◆ GOAL
Take the entries below and print all of them exactly, please.
────
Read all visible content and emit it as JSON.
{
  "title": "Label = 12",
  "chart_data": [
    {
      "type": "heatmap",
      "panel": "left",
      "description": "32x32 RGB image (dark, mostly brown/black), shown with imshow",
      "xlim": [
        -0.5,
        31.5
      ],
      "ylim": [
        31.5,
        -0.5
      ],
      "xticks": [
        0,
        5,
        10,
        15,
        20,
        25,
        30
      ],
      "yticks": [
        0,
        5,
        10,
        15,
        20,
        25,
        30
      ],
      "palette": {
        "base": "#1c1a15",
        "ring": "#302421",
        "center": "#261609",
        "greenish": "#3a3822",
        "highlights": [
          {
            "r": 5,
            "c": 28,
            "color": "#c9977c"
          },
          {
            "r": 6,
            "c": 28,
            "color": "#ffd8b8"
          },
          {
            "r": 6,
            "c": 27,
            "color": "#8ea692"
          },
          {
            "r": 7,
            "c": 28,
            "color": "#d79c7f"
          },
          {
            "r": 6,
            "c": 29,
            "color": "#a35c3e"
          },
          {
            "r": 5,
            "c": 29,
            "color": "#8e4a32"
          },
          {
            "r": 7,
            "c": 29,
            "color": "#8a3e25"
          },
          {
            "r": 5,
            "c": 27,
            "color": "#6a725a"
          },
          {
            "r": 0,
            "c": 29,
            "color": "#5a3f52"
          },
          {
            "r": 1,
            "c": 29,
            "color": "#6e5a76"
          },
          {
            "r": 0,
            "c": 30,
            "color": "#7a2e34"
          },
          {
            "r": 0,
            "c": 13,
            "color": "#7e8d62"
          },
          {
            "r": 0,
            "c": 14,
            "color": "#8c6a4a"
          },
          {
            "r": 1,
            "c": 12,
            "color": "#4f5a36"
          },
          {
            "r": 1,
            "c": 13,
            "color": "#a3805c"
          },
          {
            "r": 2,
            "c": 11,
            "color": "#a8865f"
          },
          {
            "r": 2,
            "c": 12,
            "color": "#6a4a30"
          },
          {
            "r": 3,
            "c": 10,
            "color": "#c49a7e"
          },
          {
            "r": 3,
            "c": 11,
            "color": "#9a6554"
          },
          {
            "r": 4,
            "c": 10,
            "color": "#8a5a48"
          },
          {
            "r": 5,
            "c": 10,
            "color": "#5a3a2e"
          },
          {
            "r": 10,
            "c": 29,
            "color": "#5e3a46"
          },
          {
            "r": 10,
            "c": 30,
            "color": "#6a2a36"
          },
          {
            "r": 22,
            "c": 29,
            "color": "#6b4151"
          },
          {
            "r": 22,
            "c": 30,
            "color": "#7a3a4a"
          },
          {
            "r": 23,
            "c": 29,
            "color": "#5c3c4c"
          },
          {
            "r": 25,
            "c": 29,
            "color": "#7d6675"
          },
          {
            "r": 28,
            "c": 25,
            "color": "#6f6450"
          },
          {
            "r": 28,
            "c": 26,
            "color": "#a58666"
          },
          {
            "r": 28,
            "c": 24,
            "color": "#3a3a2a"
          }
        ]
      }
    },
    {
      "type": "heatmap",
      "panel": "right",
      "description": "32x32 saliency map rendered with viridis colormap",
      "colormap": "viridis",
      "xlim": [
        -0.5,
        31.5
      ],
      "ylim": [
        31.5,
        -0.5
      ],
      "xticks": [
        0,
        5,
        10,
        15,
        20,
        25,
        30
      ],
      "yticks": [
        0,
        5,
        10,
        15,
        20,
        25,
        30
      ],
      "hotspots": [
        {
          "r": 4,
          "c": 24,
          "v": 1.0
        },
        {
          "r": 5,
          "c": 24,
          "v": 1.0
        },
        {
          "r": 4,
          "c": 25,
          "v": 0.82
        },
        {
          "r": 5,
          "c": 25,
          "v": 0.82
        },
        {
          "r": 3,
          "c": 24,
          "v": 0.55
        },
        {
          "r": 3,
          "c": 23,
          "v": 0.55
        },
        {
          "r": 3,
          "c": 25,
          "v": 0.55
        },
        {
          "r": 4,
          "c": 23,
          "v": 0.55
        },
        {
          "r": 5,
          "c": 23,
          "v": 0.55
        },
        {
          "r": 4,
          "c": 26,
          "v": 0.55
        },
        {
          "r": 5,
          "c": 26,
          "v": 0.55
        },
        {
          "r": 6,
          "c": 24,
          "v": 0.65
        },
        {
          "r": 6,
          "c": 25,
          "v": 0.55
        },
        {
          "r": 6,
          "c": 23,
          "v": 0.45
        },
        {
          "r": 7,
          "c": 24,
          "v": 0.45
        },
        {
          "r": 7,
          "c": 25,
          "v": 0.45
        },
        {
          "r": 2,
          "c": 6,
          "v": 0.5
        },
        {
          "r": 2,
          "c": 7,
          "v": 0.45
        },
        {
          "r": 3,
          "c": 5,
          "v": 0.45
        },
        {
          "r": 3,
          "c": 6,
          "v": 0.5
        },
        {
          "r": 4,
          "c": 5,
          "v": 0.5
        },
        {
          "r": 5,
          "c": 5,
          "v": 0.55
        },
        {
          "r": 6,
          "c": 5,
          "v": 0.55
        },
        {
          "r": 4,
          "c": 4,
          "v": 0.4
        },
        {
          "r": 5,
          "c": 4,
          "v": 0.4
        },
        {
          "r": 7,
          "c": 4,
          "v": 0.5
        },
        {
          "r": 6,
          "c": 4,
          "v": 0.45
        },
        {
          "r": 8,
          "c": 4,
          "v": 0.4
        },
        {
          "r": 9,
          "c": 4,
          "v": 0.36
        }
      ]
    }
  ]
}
────
◆ RESPONSE
Read all visible content and emit it as JSON.
{
  "title": "Label = 12",
  "chart_data": [
    {
      "type": "heatmap",
      "panel": "left",
      "description": "32x32 RGB image (dark, mostly brown/black), shown with imshow",
      "xlim": [
        -0.5,
        31.5
      ],
      "ylim": [
        31.5,
        -0.5
      ],
      "xticks": [
        0,
        5,
        10,
        15,
        20,
        25,
        30
      ],
      "yticks": [
        0,
        5,
        10,
        15,
        20,
        25,
        30
      ],
      "palette": {
        "base": "#1c1a15",
        "ring": "#302421",
        "center": "#261609",
        "greenish": "#3a3822",
        "highlights": [
          {
            "r": 5,
            "c": 28,
            "color": "#c9977c"
          },
          {
            "r": 6,
            "c": 28,
            "color": "#ffd8b8"
          },
          {
            "r": 6,
            "c": 27,
            "color": "#8ea692"
          },
          {
            "r": 7,
            "c": 28,
            "color": "#d79c7f"
          },
          {
            "r": 6,
            "c": 29,
            "color": "#a35c3e"
          },
          {
            "r": 5,
            "c": 29,
            "color": "#8e4a32"
          },
          {
            "r": 7,
            "c": 29,
            "color": "#8a3e25"
          },
          {
            "r": 5,
            "c": 27,
            "color": "#6a725a"
          },
          {
            "r": 0,
            "c": 29,
            "color": "#5a3f52"
          },
          {
            "r": 1,
            "c": 29,
            "color": "#6e5a76"
          },
          {
            "r": 0,
            "c": 30,
            "color": "#7a2e34"
          },
          {
            "r": 0,
            "c": 13,
            "color": "#7e8d62"
          },
          {
            "r": 0,
            "c": 14,
            "color": "#8c6a4a"
          },
          {
            "r": 1,
            "c": 12,
            "color": "#4f5a36"
          },
          {
            "r": 1,
            "c": 13,
            "color": "#a3805c"
          },
          {
            "r": 2,
            "c": 11,
            "color": "#a8865f"
          },
          {
            "r": 2,
            "c": 12,
            "color": "#6a4a30"
          },
          {
            "r": 3,
            "c": 10,
            "color": "#c49a7e"
          },
          {
            "r": 3,
            "c": 11,
            "color": "#9a6554"
          },
          {
            "r": 4,
            "c": 10,
            "color": "#8a5a48"
          },
          {
            "r": 5,
            "c": 10,
            "color": "#5a3a2e"
          },
          {
            "r": 10,
            "c": 29,
            "color": "#5e3a46"
          },
          {
            "r": 10,
            "c": 30,
            "color": "#6a2a36"
          },
          {
            "r": 22,
            "c": 29,
            "color": "#6b4151"
          },
          {
            "r": 22,
            "c": 30,
            "color": "#7a3a4a"
          },
          {
            "r": 23,
            "c": 29,
            "color": "#5c3c4c"
          },
          {
            "r": 25,
            "c": 29,
            "color": "#7d6675"
          },
          {
            "r": 28,
            "c": 25,
            "color": "#6f6450"
          },
          {
            "r": 28,
            "c": 26,
            "color": "#a58666"
          },
          {
            "r": 28,
            "c": 24,
            "color": "#3a3a2a"
          }
        ]
      }
    },
    {
      "type": "heatmap",
      "panel": "right",
      "description": "32x32 saliency map rendered with viridis colormap",
      "colormap": "viridis",
      "xlim": [
        -0.5,
        31.5
      ],
      "ylim": [
        31.5,
        -0.5
      ],
      "xticks": [
        0,
        5,
        10,
        15,
        20,
        25,
        30
      ],
      "yticks": [
        0,
        5,
        10,
        15,
        20,
        25,
        30
      ],
      "hotspots": [
        {
          "r": 4,
          "c": 24,
          "v": 1.0
        },
        {
          "r": 5,
          "c": 24,
          "v": 1.0
        },
        {
          "r": 4,
          "c": 25,
          "v": 0.82
        },
        {
          "r": 5,
          "c": 25,
          "v": 0.82
        },
        {
          "r": 3,
          "c": 24,
          "v": 0.55
        },
        {
          "r": 3,
          "c": 23,
          "v": 0.55
        },
        {
          "r": 3,
          "c": 25,
          "v": 0.55
        },
        {
          "r": 4,
          "c": 23,
          "v": 0.55
        },
        {
          "r": 5,
          "c": 23,
          "v": 0.55
        },
        {
          "r": 4,
          "c": 26,
          "v": 0.55
        },
        {
          "r": 5,
          "c": 26,
          "v": 0.55
        },
        {
          "r": 6,
          "c": 24,
          "v": 0.65
        },
        {
          "r": 6,
          "c": 25,
          "v": 0.55
        },
        {
          "r": 6,
          "c": 23,
          "v": 0.45
        },
        {
          "r": 7,
          "c": 24,
          "v": 0.45
        },
        {
          "r": 7,
          "c": 25,
          "v": 0.45
        },
        {
          "r": 2,
          "c": 6,
          "v": 0.5
        },
        {
          "r": 2,
          "c": 7,
          "v": 0.45
        },
        {
          "r": 3,
          "c": 5,
          "v": 0.45
        },
        {
          "r": 3,
          "c": 6,
          "v": 0.5
        },
        {
          "r": 4,
          "c": 5,
          "v": 0.5
        },
        {
          "r": 5,
          "c": 5,
          "v": 0.55
        },
        {
          "r": 6,
          "c": 5,
          "v": 0.55
        },
        {
          "r": 4,
          "c": 4,
          "v": 0.4
        },
        {
          "r": 5,
          "c": 4,
          "v": 0.4
        },
        {
          "r": 7,
          "c": 4,
          "v": 0.5
        },
        {
          "r": 6,
          "c": 4,
          "v": 0.45
        },
        {
          "r": 8,
          "c": 4,
          "v": 0.4
        },
        {
          "r": 9,
          "c": 4,
          "v": 0.36
        }
      ]
    }
  ]
}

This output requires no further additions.